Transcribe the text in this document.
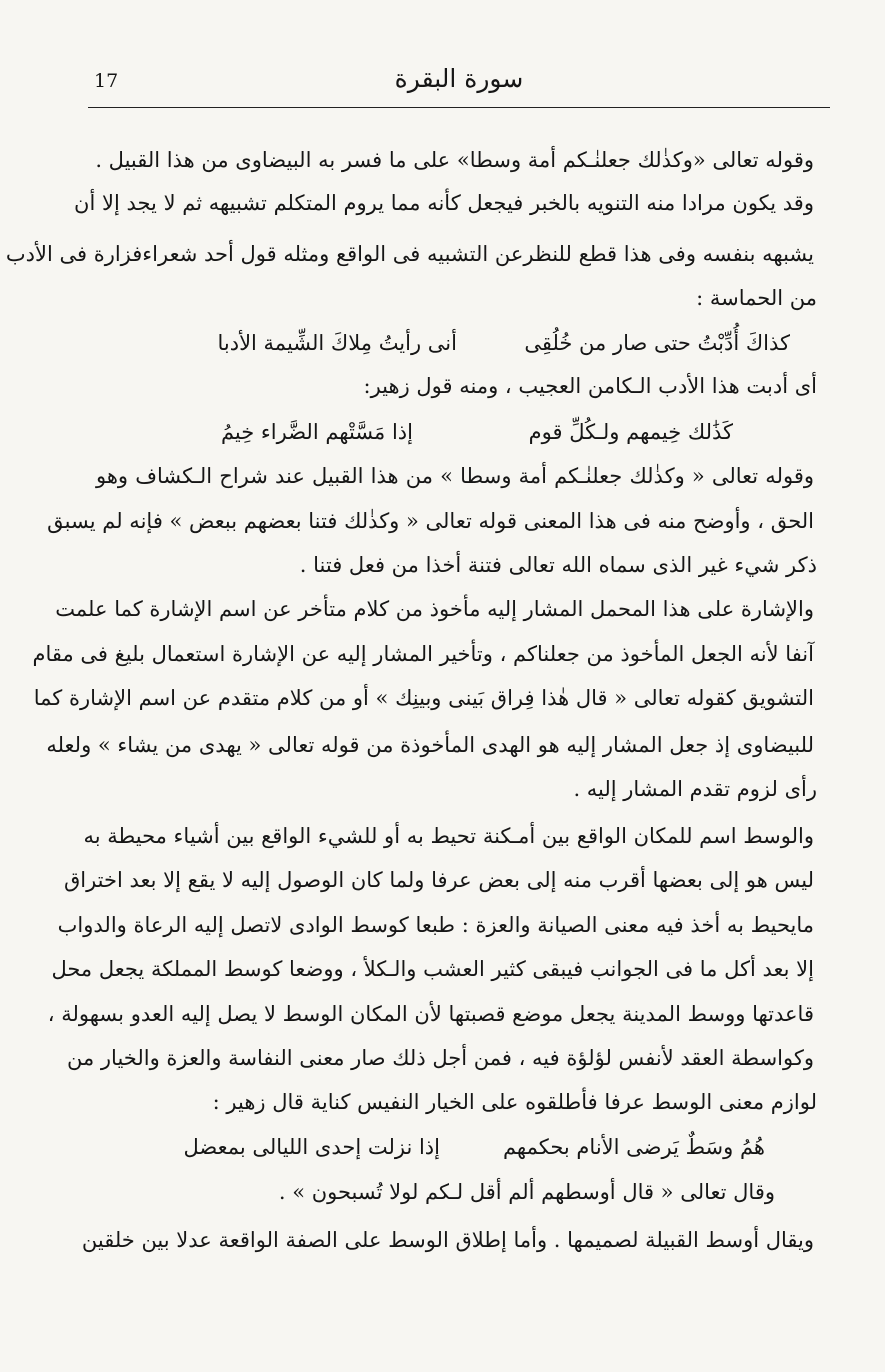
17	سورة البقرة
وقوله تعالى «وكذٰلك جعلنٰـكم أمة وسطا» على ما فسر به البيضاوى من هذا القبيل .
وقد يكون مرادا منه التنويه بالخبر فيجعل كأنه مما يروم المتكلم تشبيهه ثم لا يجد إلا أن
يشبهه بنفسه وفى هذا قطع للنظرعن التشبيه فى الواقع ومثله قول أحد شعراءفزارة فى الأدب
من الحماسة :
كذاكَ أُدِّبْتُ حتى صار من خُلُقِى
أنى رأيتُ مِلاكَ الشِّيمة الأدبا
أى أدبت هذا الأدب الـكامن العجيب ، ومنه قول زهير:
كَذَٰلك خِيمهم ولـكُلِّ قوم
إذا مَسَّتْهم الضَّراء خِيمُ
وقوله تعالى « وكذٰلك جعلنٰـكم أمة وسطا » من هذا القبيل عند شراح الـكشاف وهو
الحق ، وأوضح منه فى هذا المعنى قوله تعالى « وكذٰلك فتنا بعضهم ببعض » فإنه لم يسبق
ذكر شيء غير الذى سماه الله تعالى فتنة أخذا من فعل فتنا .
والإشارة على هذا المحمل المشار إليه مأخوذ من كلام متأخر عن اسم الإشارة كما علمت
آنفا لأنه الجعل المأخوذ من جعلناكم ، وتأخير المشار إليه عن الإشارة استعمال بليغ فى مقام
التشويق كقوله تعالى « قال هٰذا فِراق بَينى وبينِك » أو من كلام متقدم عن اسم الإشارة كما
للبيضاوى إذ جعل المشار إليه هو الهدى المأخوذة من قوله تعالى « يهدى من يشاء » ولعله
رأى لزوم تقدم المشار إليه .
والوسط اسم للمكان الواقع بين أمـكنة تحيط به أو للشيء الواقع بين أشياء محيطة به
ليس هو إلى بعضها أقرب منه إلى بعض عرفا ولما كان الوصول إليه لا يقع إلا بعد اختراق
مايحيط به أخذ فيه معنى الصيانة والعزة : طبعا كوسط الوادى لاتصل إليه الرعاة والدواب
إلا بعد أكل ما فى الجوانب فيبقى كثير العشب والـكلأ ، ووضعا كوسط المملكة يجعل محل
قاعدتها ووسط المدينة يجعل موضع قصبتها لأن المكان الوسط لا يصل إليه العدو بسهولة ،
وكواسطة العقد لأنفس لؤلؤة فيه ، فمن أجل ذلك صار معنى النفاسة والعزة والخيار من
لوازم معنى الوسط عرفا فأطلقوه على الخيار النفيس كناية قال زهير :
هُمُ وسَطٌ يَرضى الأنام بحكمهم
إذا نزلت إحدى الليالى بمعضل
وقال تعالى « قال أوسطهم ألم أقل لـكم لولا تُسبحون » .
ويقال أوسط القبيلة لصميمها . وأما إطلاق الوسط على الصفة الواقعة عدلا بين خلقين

+++

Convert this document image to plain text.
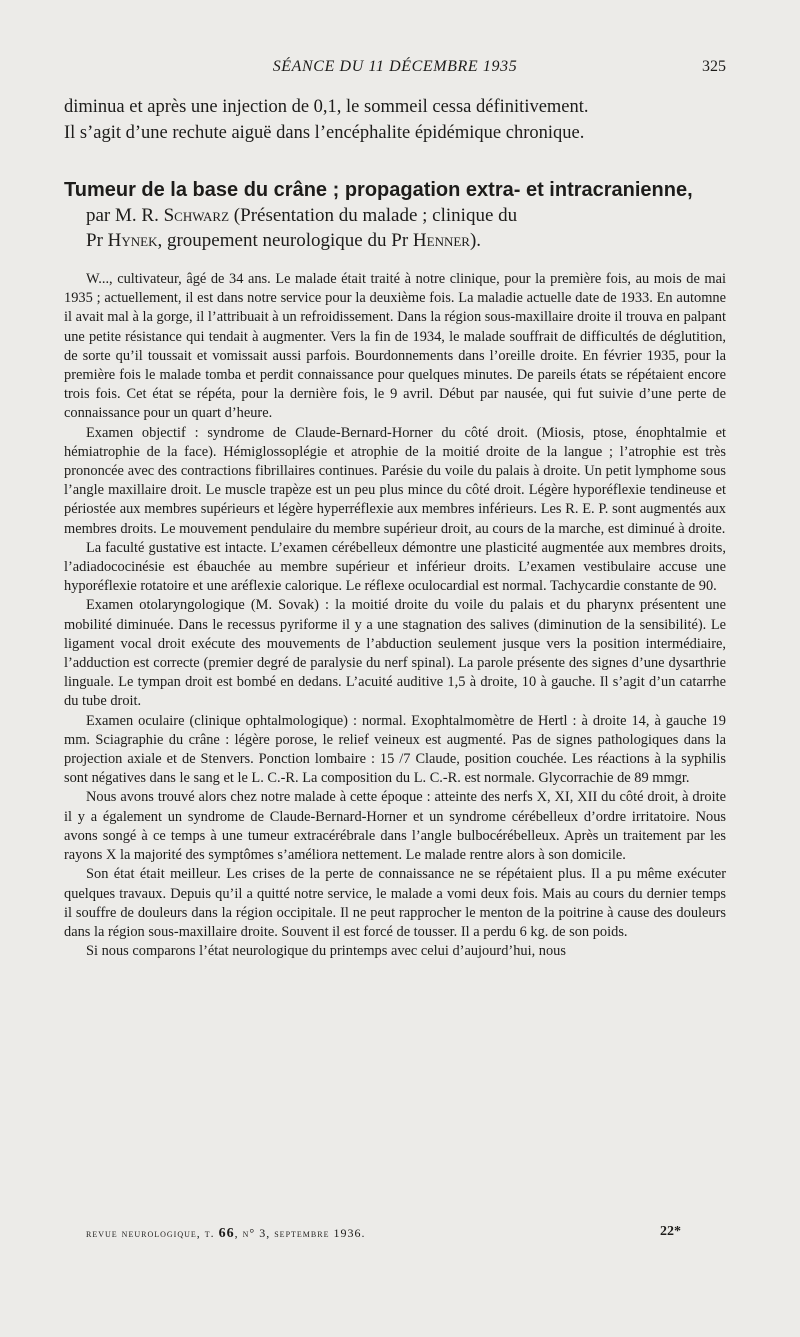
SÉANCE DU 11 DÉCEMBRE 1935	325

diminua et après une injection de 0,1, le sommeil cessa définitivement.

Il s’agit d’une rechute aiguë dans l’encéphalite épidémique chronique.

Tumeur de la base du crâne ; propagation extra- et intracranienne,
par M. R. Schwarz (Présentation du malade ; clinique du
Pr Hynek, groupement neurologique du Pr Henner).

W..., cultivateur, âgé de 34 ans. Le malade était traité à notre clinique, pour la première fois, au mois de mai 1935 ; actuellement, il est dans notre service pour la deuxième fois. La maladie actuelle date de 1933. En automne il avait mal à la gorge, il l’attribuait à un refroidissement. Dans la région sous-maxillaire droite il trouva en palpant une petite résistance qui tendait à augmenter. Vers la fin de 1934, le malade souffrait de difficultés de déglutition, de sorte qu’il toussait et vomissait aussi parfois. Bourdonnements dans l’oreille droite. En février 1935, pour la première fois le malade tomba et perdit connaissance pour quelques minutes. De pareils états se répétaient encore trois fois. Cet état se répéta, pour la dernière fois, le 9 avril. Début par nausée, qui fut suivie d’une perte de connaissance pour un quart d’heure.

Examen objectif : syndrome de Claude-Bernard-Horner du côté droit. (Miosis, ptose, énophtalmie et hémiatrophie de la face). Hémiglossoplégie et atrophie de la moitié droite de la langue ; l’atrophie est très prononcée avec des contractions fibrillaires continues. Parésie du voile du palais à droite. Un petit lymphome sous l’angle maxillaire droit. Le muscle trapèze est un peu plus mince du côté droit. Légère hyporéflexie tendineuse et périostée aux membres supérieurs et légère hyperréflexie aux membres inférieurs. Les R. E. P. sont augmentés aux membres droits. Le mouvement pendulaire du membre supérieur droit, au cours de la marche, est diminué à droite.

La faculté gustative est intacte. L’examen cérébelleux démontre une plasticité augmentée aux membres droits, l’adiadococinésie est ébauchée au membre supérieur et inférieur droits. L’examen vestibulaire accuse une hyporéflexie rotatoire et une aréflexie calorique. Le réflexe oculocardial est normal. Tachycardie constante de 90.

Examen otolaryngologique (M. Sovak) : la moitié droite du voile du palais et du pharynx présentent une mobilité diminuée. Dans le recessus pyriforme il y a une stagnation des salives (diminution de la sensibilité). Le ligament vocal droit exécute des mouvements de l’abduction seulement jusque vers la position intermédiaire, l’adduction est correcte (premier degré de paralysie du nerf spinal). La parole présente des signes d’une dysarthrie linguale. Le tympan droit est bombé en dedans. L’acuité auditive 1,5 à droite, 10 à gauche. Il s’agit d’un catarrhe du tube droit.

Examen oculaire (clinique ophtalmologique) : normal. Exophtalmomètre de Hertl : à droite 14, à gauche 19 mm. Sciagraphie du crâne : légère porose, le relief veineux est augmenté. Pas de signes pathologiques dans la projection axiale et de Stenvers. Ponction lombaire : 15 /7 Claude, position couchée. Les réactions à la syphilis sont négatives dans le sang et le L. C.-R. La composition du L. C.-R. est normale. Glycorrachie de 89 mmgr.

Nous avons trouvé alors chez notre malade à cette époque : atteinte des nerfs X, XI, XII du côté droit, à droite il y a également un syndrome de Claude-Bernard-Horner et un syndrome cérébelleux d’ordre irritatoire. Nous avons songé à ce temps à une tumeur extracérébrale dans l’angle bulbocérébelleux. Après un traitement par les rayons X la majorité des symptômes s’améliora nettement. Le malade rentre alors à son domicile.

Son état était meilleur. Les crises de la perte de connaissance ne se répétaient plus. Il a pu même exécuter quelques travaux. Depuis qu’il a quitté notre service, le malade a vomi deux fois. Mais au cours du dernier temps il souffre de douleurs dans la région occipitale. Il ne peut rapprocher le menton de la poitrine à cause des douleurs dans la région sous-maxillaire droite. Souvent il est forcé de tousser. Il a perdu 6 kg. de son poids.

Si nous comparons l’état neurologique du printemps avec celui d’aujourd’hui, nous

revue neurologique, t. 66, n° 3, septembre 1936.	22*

+++

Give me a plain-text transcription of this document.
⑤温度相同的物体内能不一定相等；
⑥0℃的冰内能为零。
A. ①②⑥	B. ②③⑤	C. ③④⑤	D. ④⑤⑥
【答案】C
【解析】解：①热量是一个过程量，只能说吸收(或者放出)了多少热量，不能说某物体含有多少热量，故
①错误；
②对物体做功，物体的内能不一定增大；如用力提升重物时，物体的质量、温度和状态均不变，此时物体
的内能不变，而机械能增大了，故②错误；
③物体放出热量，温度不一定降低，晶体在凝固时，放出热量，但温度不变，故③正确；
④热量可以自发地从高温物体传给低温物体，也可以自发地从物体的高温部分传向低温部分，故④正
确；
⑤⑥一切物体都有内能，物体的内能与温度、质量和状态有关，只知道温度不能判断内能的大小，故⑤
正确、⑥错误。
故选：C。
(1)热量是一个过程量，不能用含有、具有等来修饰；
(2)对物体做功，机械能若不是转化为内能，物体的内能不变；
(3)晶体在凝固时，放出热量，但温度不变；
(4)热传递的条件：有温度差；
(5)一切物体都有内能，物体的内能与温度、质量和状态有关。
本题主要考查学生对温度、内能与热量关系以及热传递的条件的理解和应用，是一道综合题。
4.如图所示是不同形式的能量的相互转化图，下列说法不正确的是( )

+++

**EXERCISE DESCRIPTION**
From the records above, pull out every line containing the word "كلام".

**WORKED ANSWER**
والإشارة على هذا المحمل المشار إليه مأخوذ من كلام متأخر عن اسم الإشارة كما علمت
التشويق كقوله تعالى « قال هٰذا فِراق بَينى وبينِك » أو من كلام متقدم عن اسم الإشارة كما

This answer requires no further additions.